• What you should do: Write out, precisely and in full, each line of the material.

• Given information:
** Begin **
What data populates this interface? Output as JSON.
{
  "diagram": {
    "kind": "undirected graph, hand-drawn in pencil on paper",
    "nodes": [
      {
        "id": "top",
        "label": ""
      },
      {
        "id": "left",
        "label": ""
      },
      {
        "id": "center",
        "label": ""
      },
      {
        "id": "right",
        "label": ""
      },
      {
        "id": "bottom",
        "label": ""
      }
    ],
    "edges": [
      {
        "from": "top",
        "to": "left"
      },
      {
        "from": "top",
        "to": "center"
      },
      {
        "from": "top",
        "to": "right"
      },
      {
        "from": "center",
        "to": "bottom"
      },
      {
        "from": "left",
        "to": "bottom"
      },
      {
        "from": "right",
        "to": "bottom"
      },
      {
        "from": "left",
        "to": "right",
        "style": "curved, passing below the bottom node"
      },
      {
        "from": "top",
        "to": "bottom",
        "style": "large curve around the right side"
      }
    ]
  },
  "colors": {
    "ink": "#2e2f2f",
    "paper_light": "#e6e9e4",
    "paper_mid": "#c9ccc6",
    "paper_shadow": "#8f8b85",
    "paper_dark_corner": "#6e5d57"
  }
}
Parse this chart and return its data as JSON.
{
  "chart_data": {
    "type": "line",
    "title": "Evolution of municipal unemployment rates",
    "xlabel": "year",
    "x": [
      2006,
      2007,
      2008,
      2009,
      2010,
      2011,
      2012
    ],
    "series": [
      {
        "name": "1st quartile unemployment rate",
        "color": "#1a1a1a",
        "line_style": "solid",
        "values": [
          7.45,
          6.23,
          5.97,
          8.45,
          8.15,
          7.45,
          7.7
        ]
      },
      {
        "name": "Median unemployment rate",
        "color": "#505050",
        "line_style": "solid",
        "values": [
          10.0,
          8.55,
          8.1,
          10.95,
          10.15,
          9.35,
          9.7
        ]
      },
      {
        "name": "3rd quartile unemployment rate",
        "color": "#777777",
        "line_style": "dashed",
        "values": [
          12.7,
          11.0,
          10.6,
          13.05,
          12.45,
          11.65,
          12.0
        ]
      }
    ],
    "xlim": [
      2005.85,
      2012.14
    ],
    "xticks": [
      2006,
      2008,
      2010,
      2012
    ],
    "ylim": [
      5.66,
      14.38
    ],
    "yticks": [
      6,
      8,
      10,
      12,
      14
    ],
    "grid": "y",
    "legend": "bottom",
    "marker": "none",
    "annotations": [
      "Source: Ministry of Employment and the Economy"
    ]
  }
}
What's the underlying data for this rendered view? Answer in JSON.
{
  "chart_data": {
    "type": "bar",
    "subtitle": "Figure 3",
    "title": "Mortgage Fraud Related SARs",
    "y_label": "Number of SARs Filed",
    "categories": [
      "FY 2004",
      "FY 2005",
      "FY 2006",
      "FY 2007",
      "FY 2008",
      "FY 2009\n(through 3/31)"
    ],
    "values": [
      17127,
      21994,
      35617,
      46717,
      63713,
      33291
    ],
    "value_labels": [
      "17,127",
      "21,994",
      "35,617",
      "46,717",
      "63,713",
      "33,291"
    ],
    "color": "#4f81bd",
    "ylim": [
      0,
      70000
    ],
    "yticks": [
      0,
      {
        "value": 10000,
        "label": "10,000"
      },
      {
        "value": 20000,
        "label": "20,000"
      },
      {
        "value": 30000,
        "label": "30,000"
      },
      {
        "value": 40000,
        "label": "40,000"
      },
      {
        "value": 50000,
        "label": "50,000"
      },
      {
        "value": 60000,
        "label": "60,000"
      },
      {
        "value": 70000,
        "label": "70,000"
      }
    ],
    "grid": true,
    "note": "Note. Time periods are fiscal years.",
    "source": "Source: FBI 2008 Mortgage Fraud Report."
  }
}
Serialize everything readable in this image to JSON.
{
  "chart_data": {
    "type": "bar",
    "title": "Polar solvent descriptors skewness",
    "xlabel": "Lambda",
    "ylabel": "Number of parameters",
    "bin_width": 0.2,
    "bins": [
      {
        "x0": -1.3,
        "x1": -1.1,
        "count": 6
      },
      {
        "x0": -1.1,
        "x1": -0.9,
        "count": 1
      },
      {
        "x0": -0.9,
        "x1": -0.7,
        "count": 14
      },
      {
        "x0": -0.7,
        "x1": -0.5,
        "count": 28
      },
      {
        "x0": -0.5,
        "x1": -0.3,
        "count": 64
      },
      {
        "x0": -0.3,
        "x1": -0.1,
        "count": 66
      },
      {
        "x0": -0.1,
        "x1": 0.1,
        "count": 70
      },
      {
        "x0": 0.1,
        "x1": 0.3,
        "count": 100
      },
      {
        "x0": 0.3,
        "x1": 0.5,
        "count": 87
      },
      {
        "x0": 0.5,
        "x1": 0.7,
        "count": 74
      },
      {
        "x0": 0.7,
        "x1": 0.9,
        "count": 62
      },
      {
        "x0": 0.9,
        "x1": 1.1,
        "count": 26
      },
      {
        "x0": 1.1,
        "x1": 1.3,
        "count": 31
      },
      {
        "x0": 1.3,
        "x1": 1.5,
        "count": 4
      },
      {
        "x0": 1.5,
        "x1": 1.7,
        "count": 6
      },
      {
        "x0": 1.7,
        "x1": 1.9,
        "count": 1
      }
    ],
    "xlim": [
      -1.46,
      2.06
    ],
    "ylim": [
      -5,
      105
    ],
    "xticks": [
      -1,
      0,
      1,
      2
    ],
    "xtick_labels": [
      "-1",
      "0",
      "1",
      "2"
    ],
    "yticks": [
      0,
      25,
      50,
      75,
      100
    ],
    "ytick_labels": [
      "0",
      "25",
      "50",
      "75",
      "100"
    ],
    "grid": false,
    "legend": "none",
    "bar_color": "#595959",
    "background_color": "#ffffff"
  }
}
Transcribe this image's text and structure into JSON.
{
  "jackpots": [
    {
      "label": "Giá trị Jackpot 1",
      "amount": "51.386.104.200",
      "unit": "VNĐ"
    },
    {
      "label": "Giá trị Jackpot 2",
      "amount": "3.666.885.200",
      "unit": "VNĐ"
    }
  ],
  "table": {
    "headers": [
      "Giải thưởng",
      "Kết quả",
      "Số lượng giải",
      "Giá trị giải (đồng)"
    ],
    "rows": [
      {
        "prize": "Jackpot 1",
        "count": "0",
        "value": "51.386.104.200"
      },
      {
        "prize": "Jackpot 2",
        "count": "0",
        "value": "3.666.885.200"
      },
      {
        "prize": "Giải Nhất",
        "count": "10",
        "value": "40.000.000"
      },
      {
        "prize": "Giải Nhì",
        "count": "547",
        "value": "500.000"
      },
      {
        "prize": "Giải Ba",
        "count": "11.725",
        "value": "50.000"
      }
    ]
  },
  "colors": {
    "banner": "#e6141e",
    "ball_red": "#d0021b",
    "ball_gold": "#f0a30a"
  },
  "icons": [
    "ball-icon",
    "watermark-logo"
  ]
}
** End **
• Result of the exercise:
What data populates this interface? Output as JSON.
{
  "diagram": {
    "kind": "undirected graph, hand-drawn in pencil on paper",
    "nodes": [
      {
        "id": "top",
        "label": ""
      },
      {
        "id": "left",
        "label": ""
      },
      {
        "id": "center",
        "label": ""
      },
      {
        "id": "right",
        "label": ""
      },
      {
        "id": "bottom",
        "label": ""
      }
    ],
    "edges": [
      {
        "from": "top",
        "to": "left"
      },
      {
        "from": "top",
        "to": "center"
      },
      {
        "from": "top",
        "to": "right"
      },
      {
        "from": "center",
        "to": "bottom"
      },
      {
        "from": "left",
        "to": "bottom"
      },
      {
        "from": "right",
        "to": "bottom"
      },
      {
        "from": "left",
        "to": "right",
        "style": "curved, passing below the bottom node"
      },
      {
        "from": "top",
        "to": "bottom",
        "style": "large curve around the right side"
      }
    ]
  },
  "colors": {
    "ink": "#2e2f2f",
    "paper_light": "#e6e9e4",
    "paper_mid": "#c9ccc6",
    "paper_shadow": "#8f8b85",
    "paper_dark_corner": "#6e5d57"
  }
}
Parse this chart and return its data as JSON.
{
  "chart_data": {
    "type": "line",
    "title": "Evolution of municipal unemployment rates",
    "xlabel": "year",
    "x": [
      2006,
      2007,
      2008,
      2009,
      2010,
      2011,
      2012
    ],
    "series": [
      {
        "name": "1st quartile unemployment rate",
        "color": "#1a1a1a",
        "line_style": "solid",
        "values": [
          7.45,
          6.23,
          5.97,
          8.45,
          8.15,
          7.45,
          7.7
        ]
      },
      {
        "name": "Median unemployment rate",
        "color": "#505050",
        "line_style": "solid",
        "values": [
          10.0,
          8.55,
          8.1,
          10.95,
          10.15,
          9.35,
          9.7
        ]
      },
      {
        "name": "3rd quartile unemployment rate",
        "color": "#777777",
        "line_style": "dashed",
        "values": [
          12.7,
          11.0,
          10.6,
          13.05,
          12.45,
          11.65,
          12.0
        ]
      }
    ],
    "xlim": [
      2005.85,
      2012.14
    ],
    "xticks": [
      2006,
      2008,
      2010,
      2012
    ],
    "ylim": [
      5.66,
      14.38
    ],
    "yticks": [
      6,
      8,
      10,
      12,
      14
    ],
    "grid": "y",
    "legend": "bottom",
    "marker": "none",
    "annotations": [
      "Source: Ministry of Employment and the Economy"
    ]
  }
}
What's the underlying data for this rendered view? Answer in JSON.
{
  "chart_data": {
    "type": "bar",
    "subtitle": "Figure 3",
    "title": "Mortgage Fraud Related SARs",
    "y_label": "Number of SARs Filed",
    "categories": [
      "FY 2004",
      "FY 2005",
      "FY 2006",
      "FY 2007",
      "FY 2008",
      "FY 2009\n(through 3/31)"
    ],
    "values": [
      17127,
      21994,
      35617,
      46717,
      63713,
      33291
    ],
    "value_labels": [
      "17,127",
      "21,994",
      "35,617",
      "46,717",
      "63,713",
      "33,291"
    ],
    "color": "#4f81bd",
    "ylim": [
      0,
      70000
    ],
    "yticks": [
      0,
      {
        "value": 10000,
        "label": "10,000"
      },
      {
        "value": 20000,
        "label": "20,000"
      },
      {
        "value": 30000,
        "label": "30,000"
      },
      {
        "value": 40000,
        "label": "40,000"
      },
      {
        "value": 50000,
        "label": "50,000"
      },
      {
        "value": 60000,
        "label": "60,000"
      },
      {
        "value": 70000,
        "label": "70,000"
      }
    ],
    "grid": true,
    "note": "Note. Time periods are fiscal years.",
    "source": "Source: FBI 2008 Mortgage Fraud Report."
  }
}
Serialize everything readable in this image to JSON.
{
  "chart_data": {
    "type": "bar",
    "title": "Polar solvent descriptors skewness",
    "xlabel": "Lambda",
    "ylabel": "Number of parameters",
    "bin_width": 0.2,
    "bins": [
      {
        "x0": -1.3,
        "x1": -1.1,
        "count": 6
      },
      {
        "x0": -1.1,
        "x1": -0.9,
        "count": 1
      },
      {
        "x0": -0.9,
        "x1": -0.7,
        "count": 14
      },
      {
        "x0": -0.7,
        "x1": -0.5,
        "count": 28
      },
      {
        "x0": -0.5,
        "x1": -0.3,
        "count": 64
      },
      {
        "x0": -0.3,
        "x1": -0.1,
        "count": 66
      },
      {
        "x0": -0.1,
        "x1": 0.1,
        "count": 70
      },
      {
        "x0": 0.1,
        "x1": 0.3,
        "count": 100
      },
      {
        "x0": 0.3,
        "x1": 0.5,
        "count": 87
      },
      {
        "x0": 0.5,
        "x1": 0.7,
        "count": 74
      },
      {
        "x0": 0.7,
        "x1": 0.9,
        "count": 62
      },
      {
        "x0": 0.9,
        "x1": 1.1,
        "count": 26
      },
      {
        "x0": 1.1,
        "x1": 1.3,
        "count": 31
      },
      {
        "x0": 1.3,
        "x1": 1.5,
        "count": 4
      },
      {
        "x0": 1.5,
        "x1": 1.7,
        "count": 6
      },
      {
        "x0": 1.7,
        "x1": 1.9,
        "count": 1
      }
    ],
    "xlim": [
      -1.46,
      2.06
    ],
    "ylim": [
      -5,
      105
    ],
    "xticks": [
      -1,
      0,
      1,
      2
    ],
    "xtick_labels": [
      "-1",
      "0",
      "1",
      "2"
    ],
    "yticks": [
      0,
      25,
      50,
      75,
      100
    ],
    "ytick_labels": [
      "0",
      "25",
      "50",
      "75",
      "100"
    ],
    "grid": false,
    "legend": "none",
    "bar_color": "#595959",
    "background_color": "#ffffff"
  }
}
Transcribe this image's text and structure into JSON.
{
  "jackpots": [
    {
      "label": "Giá trị Jackpot 1",
      "amount": "51.386.104.200",
      "unit": "VNĐ"
    },
    {
      "label": "Giá trị Jackpot 2",
      "amount": "3.666.885.200",
      "unit": "VNĐ"
    }
  ],
  "table": {
    "headers": [
      "Giải thưởng",
      "Kết quả",
      "Số lượng giải",
      "Giá trị giải (đồng)"
    ],
    "rows": [
      {
        "prize": "Jackpot 1",
        "count": "0",
        "value": "51.386.104.200"
      },
      {
        "prize": "Jackpot 2",
        "count": "0",
        "value": "3.666.885.200"
      },
      {
        "prize": "Giải Nhất",
        "count": "10",
        "value": "40.000.000"
      },
      {
        "prize": "Giải Nhì",
        "count": "547",
        "value": "500.000"
      },
      {
        "prize": "Giải Ba",
        "count": "11.725",
        "value": "50.000"
      }
    ]
  },
  "colors": {
    "banner": "#e6141e",
    "ball_red": "#d0021b",
    "ball_gold": "#f0a30a"
  },
  "icons": [
    "ball-icon",
    "watermark-logo"
  ]
}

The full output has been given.